*THE TASK:*
Reproduce the material from its first line through the line containing "response-tab-body[interactable]: Body [14,740,55,761]", changing "radio-none-label" to "radio-none-text" and leaving everything else as it is.

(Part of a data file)

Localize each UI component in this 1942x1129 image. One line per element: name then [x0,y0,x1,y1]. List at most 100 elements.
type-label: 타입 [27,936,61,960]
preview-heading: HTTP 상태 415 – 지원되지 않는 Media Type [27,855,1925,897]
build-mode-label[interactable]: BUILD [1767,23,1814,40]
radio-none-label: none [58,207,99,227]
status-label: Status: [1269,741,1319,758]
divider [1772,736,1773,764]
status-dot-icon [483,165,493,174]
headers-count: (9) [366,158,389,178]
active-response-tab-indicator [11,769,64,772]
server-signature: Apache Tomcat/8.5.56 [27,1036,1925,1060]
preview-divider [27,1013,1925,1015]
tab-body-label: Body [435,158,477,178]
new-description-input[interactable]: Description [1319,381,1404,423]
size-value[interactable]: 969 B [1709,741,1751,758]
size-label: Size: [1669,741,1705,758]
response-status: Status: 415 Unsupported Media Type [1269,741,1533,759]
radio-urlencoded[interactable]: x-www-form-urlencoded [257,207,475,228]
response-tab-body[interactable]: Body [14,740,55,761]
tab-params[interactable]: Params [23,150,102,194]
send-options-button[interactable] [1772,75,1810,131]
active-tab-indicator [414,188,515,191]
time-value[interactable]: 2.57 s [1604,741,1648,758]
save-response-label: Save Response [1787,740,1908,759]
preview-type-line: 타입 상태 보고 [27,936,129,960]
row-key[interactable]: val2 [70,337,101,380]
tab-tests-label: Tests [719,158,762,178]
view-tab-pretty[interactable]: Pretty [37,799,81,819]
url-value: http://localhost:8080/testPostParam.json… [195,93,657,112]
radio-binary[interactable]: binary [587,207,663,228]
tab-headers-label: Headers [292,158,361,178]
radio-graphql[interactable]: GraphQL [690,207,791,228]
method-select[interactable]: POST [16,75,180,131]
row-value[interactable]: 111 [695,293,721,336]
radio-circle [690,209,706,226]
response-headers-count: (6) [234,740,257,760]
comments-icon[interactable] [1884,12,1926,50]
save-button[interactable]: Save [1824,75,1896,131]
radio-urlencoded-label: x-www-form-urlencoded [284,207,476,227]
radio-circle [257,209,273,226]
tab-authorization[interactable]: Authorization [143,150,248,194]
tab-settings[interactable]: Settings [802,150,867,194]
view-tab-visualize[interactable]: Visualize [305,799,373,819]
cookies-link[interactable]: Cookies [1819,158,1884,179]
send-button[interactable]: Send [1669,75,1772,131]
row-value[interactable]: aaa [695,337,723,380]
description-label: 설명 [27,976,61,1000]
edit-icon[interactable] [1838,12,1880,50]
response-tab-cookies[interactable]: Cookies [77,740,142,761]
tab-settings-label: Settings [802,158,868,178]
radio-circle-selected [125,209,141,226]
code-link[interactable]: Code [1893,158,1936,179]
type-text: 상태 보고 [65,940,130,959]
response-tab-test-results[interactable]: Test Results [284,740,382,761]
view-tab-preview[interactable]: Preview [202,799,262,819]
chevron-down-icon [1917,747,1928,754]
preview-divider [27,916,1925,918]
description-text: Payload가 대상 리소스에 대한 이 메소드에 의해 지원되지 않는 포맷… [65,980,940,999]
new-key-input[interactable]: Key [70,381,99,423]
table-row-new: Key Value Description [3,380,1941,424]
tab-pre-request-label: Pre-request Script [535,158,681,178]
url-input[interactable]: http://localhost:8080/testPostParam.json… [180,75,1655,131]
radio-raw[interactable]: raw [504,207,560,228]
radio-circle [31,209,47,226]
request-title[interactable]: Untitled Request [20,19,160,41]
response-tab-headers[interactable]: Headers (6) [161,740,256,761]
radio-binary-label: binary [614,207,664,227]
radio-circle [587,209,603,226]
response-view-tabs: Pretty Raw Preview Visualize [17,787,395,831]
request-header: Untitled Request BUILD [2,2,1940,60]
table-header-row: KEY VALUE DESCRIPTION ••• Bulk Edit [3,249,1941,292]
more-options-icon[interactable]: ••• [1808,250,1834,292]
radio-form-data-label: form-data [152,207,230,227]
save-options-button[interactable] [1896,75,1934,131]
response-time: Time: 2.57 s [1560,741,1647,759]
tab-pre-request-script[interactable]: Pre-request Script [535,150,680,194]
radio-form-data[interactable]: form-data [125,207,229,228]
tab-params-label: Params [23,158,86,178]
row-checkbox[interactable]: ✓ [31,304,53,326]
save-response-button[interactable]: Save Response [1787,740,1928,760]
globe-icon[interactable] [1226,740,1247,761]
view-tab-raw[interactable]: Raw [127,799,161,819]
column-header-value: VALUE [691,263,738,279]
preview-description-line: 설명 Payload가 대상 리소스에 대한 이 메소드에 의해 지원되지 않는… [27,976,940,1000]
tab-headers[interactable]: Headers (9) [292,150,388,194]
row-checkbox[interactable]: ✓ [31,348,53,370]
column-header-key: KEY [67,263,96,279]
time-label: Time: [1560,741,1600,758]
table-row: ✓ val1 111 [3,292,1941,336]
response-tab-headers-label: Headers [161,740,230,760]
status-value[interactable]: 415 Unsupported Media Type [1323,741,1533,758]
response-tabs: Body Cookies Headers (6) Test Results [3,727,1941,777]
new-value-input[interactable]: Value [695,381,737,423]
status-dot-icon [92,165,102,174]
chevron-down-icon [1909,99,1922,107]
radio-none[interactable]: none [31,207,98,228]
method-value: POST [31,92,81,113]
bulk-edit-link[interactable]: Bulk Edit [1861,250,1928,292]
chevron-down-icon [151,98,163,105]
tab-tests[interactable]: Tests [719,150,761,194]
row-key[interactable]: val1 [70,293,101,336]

*TASK OUTPUT:*
Localize each UI component in this 1942x1129 image. One line per element: name then [x0,y0,x1,y1]. List at most 100 elements.
type-label: 타입 [27,936,61,960]
preview-heading: HTTP 상태 415 – 지원되지 않는 Media Type [27,855,1925,897]
build-mode-label[interactable]: BUILD [1767,23,1814,40]
radio-none-text: none [58,207,99,227]
status-label: Status: [1269,741,1319,758]
divider [1772,736,1773,764]
status-dot-icon [483,165,493,174]
headers-count: (9) [366,158,389,178]
active-response-tab-indicator [11,769,64,772]
server-signature: Apache Tomcat/8.5.56 [27,1036,1925,1060]
preview-divider [27,1013,1925,1015]
tab-body-label: Body [435,158,477,178]
new-description-input[interactable]: Description [1319,381,1404,423]
size-value[interactable]: 969 B [1709,741,1751,758]
size-label: Size: [1669,741,1705,758]
response-status: Status: 415 Unsupported Media Type [1269,741,1533,759]
radio-urlencoded[interactable]: x-www-form-urlencoded [257,207,475,228]
response-tab-body[interactable]: Body [14,740,55,761]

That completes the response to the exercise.